**Material supplied**.
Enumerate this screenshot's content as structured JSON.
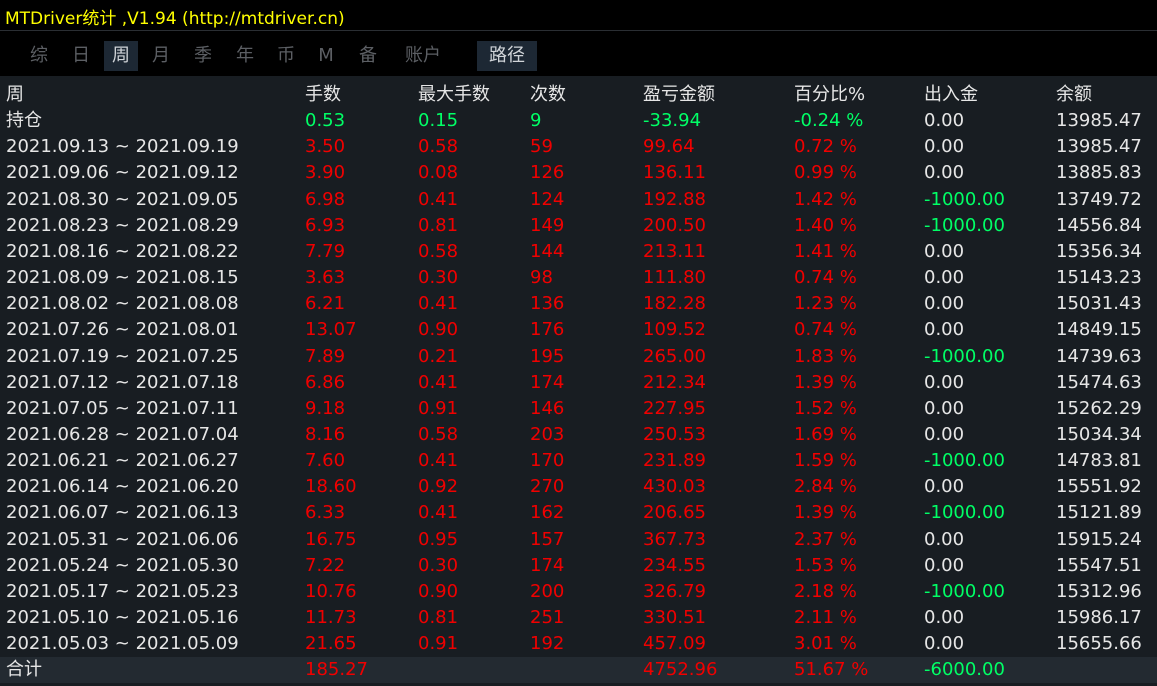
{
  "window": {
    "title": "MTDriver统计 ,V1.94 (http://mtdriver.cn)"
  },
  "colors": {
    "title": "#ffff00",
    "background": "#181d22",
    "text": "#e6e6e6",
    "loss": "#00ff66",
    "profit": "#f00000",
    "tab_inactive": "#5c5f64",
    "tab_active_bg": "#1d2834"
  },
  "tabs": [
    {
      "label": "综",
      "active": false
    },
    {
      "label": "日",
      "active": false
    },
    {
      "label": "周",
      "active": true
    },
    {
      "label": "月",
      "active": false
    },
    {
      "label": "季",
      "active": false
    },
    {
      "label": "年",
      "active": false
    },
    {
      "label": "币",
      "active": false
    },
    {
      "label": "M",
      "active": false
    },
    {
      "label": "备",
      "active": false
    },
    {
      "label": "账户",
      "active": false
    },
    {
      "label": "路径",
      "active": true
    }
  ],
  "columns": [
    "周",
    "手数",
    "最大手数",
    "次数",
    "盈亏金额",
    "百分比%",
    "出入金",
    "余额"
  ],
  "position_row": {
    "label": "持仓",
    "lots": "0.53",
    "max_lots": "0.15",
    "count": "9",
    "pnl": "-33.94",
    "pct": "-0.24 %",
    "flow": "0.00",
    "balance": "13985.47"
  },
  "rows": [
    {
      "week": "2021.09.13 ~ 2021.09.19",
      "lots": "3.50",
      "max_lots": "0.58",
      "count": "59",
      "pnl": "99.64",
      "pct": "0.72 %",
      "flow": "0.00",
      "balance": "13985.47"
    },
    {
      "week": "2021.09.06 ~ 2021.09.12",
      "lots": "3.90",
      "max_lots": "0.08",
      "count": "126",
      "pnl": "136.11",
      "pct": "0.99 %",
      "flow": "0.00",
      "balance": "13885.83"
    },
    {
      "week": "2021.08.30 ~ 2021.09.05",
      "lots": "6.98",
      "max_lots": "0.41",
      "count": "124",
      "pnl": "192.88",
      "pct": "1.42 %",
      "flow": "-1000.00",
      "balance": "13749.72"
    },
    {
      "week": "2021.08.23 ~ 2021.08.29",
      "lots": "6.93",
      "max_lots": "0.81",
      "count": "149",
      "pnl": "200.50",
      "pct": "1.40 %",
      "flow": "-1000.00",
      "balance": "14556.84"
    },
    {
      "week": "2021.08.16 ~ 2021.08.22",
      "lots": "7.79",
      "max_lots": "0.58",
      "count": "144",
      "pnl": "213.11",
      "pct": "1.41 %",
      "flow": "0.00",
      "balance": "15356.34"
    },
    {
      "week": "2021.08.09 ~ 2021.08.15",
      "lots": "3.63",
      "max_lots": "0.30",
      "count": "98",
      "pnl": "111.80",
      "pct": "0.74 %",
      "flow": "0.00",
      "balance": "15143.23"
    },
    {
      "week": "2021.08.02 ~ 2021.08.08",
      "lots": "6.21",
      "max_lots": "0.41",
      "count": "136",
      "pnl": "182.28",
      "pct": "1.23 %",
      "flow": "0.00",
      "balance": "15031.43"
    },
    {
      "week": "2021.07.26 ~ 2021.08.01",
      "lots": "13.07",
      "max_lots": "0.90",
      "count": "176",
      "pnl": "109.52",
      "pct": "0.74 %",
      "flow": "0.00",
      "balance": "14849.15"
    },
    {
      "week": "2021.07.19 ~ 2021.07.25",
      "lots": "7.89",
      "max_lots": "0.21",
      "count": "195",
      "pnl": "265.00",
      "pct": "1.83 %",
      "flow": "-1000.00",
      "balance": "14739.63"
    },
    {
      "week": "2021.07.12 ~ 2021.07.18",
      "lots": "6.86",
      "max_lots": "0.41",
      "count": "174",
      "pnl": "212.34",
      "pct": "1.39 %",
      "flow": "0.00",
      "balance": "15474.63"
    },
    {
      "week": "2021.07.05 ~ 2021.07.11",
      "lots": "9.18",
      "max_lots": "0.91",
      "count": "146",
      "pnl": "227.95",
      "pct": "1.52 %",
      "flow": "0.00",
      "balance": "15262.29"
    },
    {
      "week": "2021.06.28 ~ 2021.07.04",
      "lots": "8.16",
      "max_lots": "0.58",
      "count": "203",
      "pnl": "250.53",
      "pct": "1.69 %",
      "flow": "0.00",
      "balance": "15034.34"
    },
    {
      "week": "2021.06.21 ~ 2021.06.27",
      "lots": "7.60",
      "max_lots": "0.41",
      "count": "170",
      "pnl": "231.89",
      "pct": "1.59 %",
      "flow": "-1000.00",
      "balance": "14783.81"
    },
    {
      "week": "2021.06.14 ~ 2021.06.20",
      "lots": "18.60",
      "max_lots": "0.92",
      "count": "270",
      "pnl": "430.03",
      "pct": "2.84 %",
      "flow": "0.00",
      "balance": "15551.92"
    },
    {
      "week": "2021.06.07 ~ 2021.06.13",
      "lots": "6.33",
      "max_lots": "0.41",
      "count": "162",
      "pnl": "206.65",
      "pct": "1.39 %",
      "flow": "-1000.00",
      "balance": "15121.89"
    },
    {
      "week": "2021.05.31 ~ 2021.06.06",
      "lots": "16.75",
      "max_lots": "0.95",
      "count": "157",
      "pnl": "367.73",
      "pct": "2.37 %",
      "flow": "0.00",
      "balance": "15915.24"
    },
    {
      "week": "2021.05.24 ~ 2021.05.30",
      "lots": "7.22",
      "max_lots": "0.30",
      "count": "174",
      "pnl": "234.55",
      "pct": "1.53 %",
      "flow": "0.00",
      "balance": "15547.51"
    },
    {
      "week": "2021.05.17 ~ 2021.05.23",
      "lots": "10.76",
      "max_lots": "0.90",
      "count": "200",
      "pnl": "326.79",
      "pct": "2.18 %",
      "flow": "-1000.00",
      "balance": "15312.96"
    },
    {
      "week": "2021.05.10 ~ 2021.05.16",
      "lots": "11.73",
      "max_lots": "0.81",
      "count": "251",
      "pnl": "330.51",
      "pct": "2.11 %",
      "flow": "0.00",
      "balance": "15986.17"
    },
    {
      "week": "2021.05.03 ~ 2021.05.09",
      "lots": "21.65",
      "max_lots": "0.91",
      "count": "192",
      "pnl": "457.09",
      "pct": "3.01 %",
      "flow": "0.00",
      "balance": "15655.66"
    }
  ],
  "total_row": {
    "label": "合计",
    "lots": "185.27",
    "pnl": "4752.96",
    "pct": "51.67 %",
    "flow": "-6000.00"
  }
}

**Exercise**. Identify and extract each line of the listing that contains "title".

**Exercise response**.
    "title": "MTDriver统计 ,V1.94 (http://mtdriver.cn)"
    "title": "#ffff00",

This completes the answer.